Your answer should consist only of the lines below from the one with "Give me the" through the one with "Decode this image", copied exactly.
.....
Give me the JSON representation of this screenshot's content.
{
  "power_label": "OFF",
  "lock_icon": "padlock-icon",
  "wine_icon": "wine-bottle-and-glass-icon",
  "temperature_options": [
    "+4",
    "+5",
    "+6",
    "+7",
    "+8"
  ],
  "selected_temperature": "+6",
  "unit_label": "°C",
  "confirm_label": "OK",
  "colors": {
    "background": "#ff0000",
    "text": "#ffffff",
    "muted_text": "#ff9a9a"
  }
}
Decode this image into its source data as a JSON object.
.....
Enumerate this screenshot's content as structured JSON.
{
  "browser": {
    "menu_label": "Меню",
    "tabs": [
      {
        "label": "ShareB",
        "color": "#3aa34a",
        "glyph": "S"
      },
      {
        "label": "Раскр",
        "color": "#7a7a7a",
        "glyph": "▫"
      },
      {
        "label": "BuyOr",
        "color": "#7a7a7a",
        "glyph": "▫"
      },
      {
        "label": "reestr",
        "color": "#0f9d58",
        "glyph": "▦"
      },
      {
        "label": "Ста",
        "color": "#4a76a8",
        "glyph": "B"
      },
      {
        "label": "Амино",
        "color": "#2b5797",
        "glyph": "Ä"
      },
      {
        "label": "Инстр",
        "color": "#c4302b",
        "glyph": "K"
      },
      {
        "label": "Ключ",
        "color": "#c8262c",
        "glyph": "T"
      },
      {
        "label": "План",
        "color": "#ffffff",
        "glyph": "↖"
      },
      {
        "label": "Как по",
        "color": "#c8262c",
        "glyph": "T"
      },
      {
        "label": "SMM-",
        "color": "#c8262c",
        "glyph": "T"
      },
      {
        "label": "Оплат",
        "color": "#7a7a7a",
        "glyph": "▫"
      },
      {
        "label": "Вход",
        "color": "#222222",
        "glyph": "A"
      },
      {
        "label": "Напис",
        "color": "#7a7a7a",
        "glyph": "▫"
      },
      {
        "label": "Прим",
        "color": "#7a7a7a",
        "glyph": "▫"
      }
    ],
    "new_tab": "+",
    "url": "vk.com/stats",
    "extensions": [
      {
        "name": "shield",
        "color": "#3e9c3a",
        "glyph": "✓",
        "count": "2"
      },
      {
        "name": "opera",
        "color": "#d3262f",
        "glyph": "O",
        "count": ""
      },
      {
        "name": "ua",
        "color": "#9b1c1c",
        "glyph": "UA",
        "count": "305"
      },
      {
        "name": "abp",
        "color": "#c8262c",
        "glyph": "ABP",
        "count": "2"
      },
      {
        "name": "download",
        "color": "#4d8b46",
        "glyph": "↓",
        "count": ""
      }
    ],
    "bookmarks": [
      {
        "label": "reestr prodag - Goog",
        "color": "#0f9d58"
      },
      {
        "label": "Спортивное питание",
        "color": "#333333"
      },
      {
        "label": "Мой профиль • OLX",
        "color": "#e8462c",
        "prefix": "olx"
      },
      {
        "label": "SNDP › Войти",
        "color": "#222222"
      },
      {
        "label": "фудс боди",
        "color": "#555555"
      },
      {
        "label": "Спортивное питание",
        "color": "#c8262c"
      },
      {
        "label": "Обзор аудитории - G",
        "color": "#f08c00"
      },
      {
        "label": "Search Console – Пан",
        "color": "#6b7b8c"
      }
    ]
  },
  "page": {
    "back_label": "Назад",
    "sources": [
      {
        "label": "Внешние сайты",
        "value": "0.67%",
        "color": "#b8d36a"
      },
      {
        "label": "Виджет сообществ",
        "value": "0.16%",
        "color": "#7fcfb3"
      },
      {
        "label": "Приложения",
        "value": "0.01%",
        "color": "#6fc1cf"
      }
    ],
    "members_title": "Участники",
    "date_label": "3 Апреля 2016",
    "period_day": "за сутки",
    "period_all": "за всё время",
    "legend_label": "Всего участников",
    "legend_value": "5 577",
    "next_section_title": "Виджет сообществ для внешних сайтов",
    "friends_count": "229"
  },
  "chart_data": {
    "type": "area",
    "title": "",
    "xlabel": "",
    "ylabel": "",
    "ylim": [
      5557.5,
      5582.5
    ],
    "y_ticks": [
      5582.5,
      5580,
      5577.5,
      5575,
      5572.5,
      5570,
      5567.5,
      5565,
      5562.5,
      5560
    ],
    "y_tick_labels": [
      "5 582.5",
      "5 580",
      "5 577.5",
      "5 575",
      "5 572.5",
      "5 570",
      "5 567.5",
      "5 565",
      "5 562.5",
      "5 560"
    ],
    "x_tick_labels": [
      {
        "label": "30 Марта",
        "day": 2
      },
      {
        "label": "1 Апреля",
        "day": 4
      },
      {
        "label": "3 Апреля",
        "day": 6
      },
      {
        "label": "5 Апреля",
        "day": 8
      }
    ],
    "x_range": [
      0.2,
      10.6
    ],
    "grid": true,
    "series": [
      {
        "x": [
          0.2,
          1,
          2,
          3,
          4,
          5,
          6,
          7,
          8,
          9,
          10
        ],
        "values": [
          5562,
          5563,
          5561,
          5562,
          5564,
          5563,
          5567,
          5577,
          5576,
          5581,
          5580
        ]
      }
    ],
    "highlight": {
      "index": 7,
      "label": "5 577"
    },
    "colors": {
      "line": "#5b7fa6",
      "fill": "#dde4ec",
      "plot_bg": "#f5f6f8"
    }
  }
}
.....
Expected answer:
Give me the JSON representation of this screenshot's content.
{
  "power_label": "OFF",
  "lock_icon": "padlock-icon",
  "wine_icon": "wine-bottle-and-glass-icon",
  "temperature_options": [
    "+4",
    "+5",
    "+6",
    "+7",
    "+8"
  ],
  "selected_temperature": "+6",
  "unit_label": "°C",
  "confirm_label": "OK",
  "colors": {
    "background": "#ff0000",
    "text": "#ffffff",
    "muted_text": "#ff9a9a"
  }
}
Decode this image into its source data as a JSON object.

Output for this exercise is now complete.